WHAT NEEDS TO BE DONE: Find the string "before" in the entries and copy each line that has it.

------

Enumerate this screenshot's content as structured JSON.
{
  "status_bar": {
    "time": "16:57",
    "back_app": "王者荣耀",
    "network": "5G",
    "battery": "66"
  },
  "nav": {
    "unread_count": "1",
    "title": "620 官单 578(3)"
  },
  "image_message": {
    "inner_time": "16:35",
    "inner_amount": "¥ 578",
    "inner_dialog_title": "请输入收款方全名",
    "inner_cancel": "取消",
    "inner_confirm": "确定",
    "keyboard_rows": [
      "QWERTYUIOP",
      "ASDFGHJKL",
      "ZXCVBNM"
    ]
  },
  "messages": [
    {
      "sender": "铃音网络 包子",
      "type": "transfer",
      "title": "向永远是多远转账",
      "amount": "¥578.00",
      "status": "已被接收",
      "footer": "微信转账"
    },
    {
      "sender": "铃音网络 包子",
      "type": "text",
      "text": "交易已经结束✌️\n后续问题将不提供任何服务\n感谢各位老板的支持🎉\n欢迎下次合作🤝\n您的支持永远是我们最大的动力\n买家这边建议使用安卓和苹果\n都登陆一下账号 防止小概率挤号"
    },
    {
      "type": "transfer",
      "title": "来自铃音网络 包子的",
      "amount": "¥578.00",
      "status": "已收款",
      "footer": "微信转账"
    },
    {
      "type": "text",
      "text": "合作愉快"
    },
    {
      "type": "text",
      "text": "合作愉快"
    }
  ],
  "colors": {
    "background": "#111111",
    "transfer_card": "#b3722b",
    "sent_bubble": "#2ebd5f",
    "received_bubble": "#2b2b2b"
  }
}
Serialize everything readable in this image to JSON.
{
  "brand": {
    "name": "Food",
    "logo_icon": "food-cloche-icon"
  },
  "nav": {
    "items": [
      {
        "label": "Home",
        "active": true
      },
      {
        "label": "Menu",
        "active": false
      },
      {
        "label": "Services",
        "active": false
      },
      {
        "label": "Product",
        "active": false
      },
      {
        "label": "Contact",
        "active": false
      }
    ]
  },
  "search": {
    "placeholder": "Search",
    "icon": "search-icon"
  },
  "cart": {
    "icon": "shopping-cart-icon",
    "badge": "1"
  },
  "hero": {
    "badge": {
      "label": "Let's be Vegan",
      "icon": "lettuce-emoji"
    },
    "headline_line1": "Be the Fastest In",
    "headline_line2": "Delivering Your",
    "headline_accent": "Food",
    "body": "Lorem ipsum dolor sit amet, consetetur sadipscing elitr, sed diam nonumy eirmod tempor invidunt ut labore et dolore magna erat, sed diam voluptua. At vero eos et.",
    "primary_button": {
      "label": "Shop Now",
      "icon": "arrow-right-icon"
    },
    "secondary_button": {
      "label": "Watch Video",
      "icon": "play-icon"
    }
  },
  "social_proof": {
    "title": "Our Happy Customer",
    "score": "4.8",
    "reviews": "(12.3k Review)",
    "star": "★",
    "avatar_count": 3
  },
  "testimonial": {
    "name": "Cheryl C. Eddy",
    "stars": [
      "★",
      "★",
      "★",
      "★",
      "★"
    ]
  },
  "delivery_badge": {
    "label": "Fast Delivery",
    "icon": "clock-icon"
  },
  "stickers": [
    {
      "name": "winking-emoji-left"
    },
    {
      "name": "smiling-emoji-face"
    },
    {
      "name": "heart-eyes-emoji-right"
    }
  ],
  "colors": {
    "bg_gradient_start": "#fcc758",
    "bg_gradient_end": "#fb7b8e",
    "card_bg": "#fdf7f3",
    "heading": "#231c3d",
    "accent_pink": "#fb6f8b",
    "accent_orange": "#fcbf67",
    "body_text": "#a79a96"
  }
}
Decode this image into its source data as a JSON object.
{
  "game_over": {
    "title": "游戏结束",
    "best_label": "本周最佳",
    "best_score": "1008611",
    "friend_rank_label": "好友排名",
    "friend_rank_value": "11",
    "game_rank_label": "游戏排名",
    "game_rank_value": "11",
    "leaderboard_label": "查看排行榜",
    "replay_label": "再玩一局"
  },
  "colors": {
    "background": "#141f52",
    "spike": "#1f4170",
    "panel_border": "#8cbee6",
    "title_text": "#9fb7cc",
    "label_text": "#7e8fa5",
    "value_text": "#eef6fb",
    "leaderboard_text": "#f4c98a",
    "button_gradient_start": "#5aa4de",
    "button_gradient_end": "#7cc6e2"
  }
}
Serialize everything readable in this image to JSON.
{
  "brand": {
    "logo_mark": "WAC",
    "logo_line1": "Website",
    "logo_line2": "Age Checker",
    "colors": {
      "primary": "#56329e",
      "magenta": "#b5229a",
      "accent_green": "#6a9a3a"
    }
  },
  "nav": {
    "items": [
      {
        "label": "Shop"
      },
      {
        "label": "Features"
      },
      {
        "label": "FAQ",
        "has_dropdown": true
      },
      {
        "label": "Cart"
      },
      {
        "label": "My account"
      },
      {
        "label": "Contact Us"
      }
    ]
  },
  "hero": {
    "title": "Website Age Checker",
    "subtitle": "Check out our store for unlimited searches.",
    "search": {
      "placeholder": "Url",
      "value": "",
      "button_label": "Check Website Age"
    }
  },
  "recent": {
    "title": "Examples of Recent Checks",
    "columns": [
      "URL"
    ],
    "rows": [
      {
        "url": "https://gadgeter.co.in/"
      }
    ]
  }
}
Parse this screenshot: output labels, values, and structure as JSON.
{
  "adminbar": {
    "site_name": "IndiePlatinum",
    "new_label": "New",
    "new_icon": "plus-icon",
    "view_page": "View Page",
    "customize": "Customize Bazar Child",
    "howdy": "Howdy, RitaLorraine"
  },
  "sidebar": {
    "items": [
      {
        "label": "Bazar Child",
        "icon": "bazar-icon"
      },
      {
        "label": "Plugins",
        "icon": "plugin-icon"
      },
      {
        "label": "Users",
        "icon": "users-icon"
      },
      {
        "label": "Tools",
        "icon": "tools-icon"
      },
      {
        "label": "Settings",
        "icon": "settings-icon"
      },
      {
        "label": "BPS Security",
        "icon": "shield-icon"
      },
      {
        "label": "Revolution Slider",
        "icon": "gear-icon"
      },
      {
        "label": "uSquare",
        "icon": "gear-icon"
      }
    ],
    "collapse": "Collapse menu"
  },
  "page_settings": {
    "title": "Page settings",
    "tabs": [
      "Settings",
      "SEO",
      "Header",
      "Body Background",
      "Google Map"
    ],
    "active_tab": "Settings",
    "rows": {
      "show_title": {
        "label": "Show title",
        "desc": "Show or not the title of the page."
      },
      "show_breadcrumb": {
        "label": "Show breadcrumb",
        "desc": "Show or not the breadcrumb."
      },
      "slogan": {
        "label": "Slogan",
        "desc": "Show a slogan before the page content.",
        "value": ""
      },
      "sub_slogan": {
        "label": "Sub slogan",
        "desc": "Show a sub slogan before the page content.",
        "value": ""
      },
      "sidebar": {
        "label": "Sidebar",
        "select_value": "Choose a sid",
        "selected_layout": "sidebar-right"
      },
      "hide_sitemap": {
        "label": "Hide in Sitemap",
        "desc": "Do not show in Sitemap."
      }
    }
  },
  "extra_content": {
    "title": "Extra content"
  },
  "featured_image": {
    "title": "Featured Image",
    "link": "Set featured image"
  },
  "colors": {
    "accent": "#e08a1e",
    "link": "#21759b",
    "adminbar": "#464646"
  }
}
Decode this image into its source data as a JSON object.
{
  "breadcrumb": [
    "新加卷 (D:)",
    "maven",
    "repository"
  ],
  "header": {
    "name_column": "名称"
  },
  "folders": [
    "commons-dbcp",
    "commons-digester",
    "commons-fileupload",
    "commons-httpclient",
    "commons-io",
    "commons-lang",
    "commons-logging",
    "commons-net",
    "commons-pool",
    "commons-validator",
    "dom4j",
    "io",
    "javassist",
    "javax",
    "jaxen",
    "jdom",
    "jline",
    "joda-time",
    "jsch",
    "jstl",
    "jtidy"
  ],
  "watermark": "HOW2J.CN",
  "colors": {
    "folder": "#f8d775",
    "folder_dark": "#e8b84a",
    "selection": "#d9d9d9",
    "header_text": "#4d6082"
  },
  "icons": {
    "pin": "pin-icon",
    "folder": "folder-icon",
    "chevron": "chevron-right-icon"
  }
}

------

TASK RESULT:
        "desc": "Show a slogan before the page content.",
        "desc": "Show a sub slogan before the page content.",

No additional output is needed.